**Prompt:**
Collect from the data below each line with "JSON".

**Supplied entries:**
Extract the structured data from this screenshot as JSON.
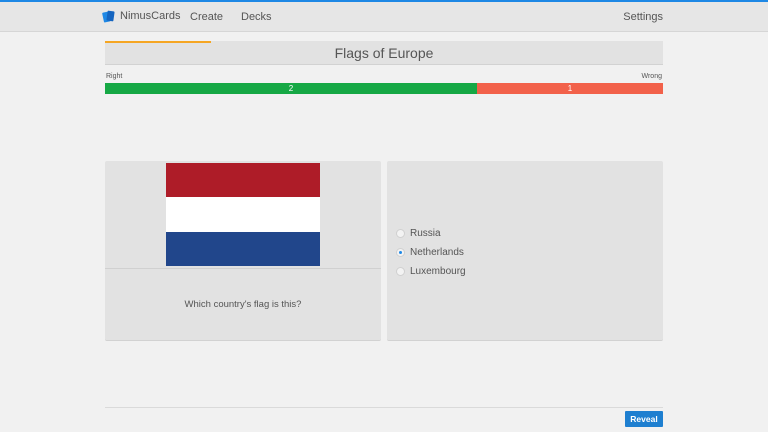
{
  "navbar": {
    "brand": "NimusCards",
    "links": {
      "create": "Create",
      "decks": "Decks",
      "settings": "Settings"
    }
  },
  "deck": {
    "title": "Flags of Europe",
    "progress_fraction": 0.19
  },
  "score": {
    "right_label": "Right",
    "wrong_label": "Wrong",
    "right_count": "2",
    "wrong_count": "1"
  },
  "card": {
    "flag_colors": [
      "#ae1c28",
      "#ffffff",
      "#21468b"
    ],
    "question": "Which country's flag is this?",
    "options": [
      {
        "label": "Russia",
        "selected": false
      },
      {
        "label": "Netherlands",
        "selected": true
      },
      {
        "label": "Luxembourg",
        "selected": false
      }
    ]
  },
  "actions": {
    "reveal": "Reveal"
  },
  "colors": {
    "accent": "#1e88e5",
    "right": "#16a845",
    "wrong": "#f2614a",
    "progress": "#f5a623"
  }
}
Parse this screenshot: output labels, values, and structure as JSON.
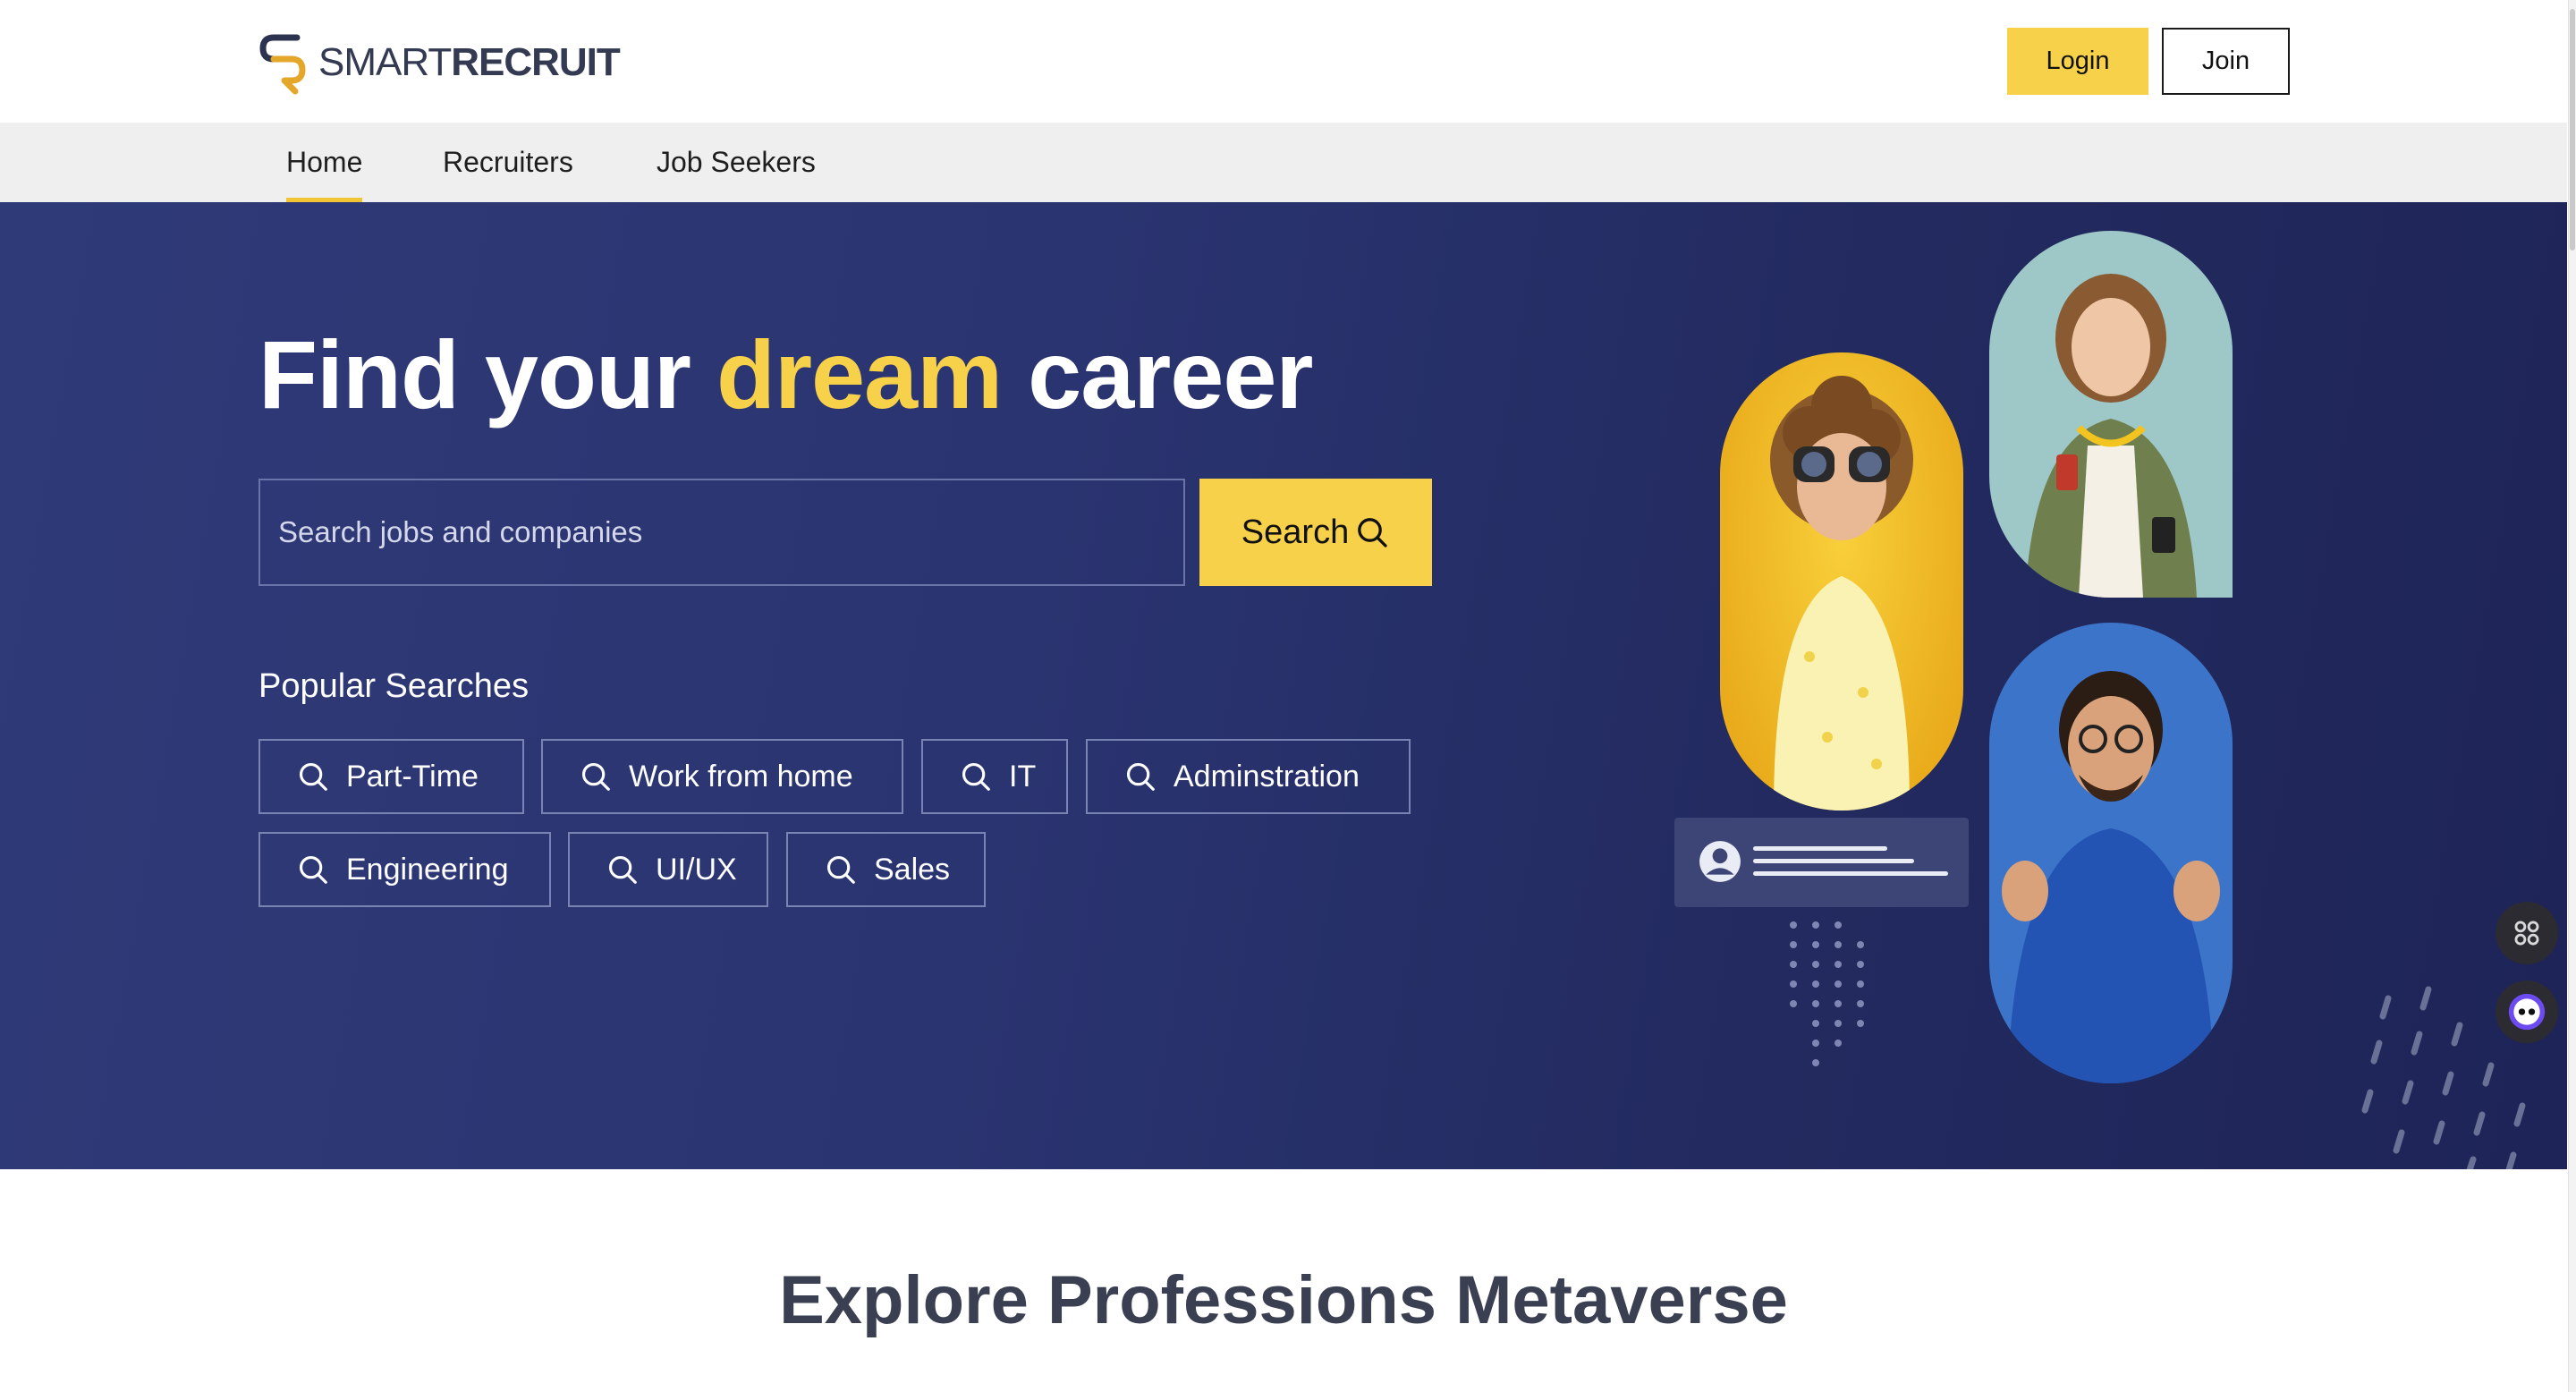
{
  "brand": {
    "name_part1": "SMART",
    "name_part2": "RECRUIT",
    "logo_icon": "sr-logo-icon"
  },
  "header": {
    "login_label": "Login",
    "join_label": "Join"
  },
  "nav": {
    "items": [
      {
        "label": "Home",
        "active": true
      },
      {
        "label": "Recruiters",
        "active": false
      },
      {
        "label": "Job Seekers",
        "active": false
      }
    ]
  },
  "hero": {
    "title_before": "Find your ",
    "title_accent": "dream",
    "title_after": " career",
    "search_placeholder": "Search jobs and companies",
    "search_button": "Search",
    "popular_label": "Popular Searches",
    "chips": [
      "Part-Time",
      "Work from home",
      "IT",
      "Adminstration",
      "Engineering",
      "UI/UX",
      "Sales"
    ]
  },
  "explore": {
    "title": "Explore Professions Metaverse"
  },
  "colors": {
    "accent": "#f7d14a",
    "hero_bg": "#2a3470",
    "title_text": "#3b3f52"
  },
  "icons": {
    "search": "search-icon",
    "apps_widget": "grid-icon",
    "chat_widget": "chat-bot-icon"
  }
}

**Finished exercise:**
Extract the structured data from this screenshot as JSON.
Parse this screenshot: output labels, values, and structure as JSON.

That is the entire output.